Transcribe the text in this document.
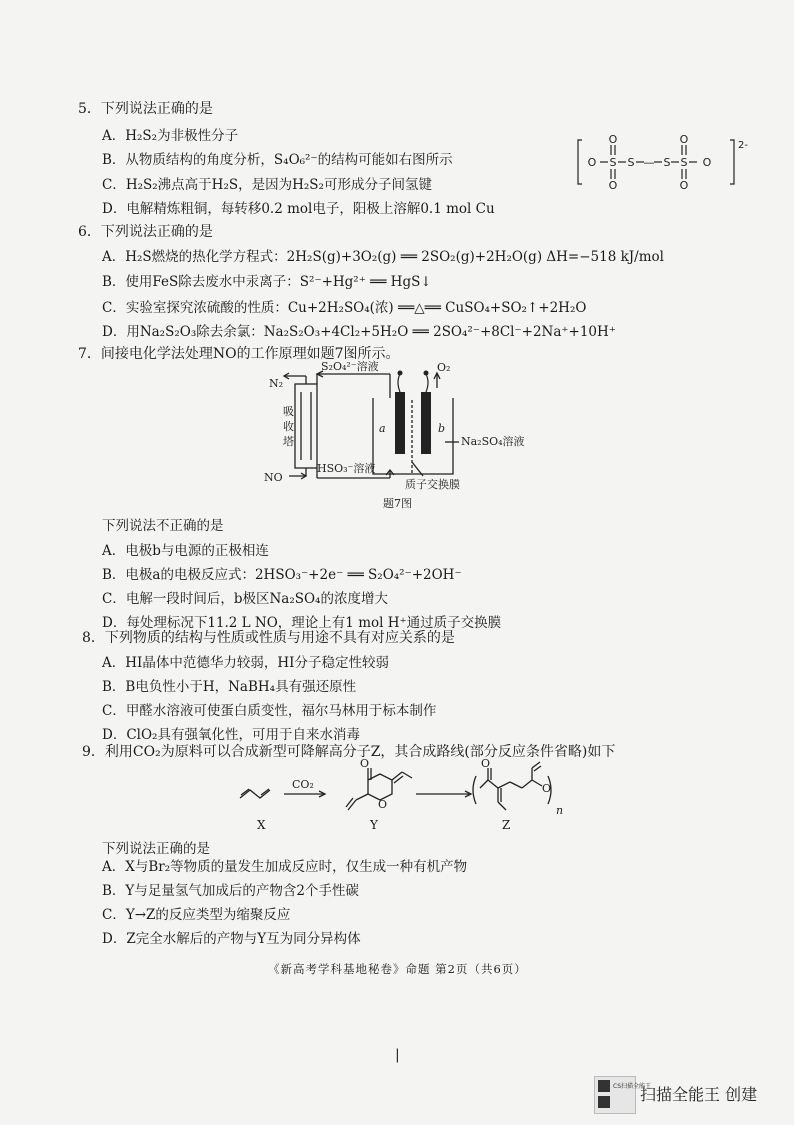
5．下列说法正确的是
A．H₂S₂为非极性分子
B．从物质结构的角度分析，S₄O₆²⁻的结构可能如右图所示
C．H₂S₂沸点高于H₂S，是因为H₂S₂可形成分子间氢键
D．电解精炼粗铜，每转移0.2 mol电子，阳极上溶解0.1 mol Cu
O S
O
O
S	S S
O
O
O
—
2-
6．下列说法正确的是
A．H₂S燃烧的热化学方程式：2H₂S(g)+3O₂(g) ══ 2SO₂(g)+2H₂O(g) ΔH=−518 kJ/mol
B．使用FeS除去废水中汞离子：S²⁻+Hg²⁺ ══ HgS↓
C．实验室探究浓硫酸的性质：Cu+2H₂SO₄(浓) ══△══ CuSO₄+SO₂↑+2H₂O
D．用Na₂S₂O₃除去余氯：Na₂S₂O₃+4Cl₂+5H₂O ══ 2SO₄²⁻+8Cl⁻+2Na⁺+10H⁺
7．间接电化学法处理NO的工作原理如题7图所示。
N₂
O₂
S₂O₄²⁻溶液
HSO₃⁻溶液
NO
a	b
Na₂SO₄溶液
质子交换膜
吸收塔
题7图
下列说法不正确的是
A．电极b与电源的正极相连
B．电极a的电极反应式：2HSO₃⁻+2e⁻ ══ S₂O₄²⁻+2OH⁻
C．电解一段时间后，b极区Na₂SO₄的浓度增大
D．每处理标况下11.2 L NO，理论上有1 mol H⁺通过质子交换膜
8．下列物质的结构与性质或性质与用途不具有对应关系的是
A．HI晶体中范德华力较弱，HI分子稳定性较弱
B．B电负性小于H，NaBH₄具有强还原性
C．甲醛水溶液可使蛋白质变性，福尔马林用于标本制作
D．ClO₂具有强氧化性，可用于自来水消毒
9．利用CO₂为原料可以合成新型可降解高分子Z，其合成路线(部分反应条件省略)如下
O
O
O
O
CO₂
n
X	Y	Z
下列说法正确的是
A．X与Br₂等物质的量发生加成反应时，仅生成一种有机产物
B．Y与足量氢气加成后的产物含2个手性碳
C．Y→Z的反应类型为缩聚反应
D．Z完全水解后的产物与Y互为同分异构体
《新高考学科基地秘卷》命题 第2页（共6页）
|
CS扫描全能王
扫描全能王 创建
• • • • • • •
OBJECTIVE:
Pull out every line in the material above where "S₂O₄²" occurs.

WRITTEN RESPONSE:
S₂O₄²⁻溶液
B．电极a的电极反应式：2HSO₃⁻+2e⁻ ══ S₂O₄²⁻+2OH⁻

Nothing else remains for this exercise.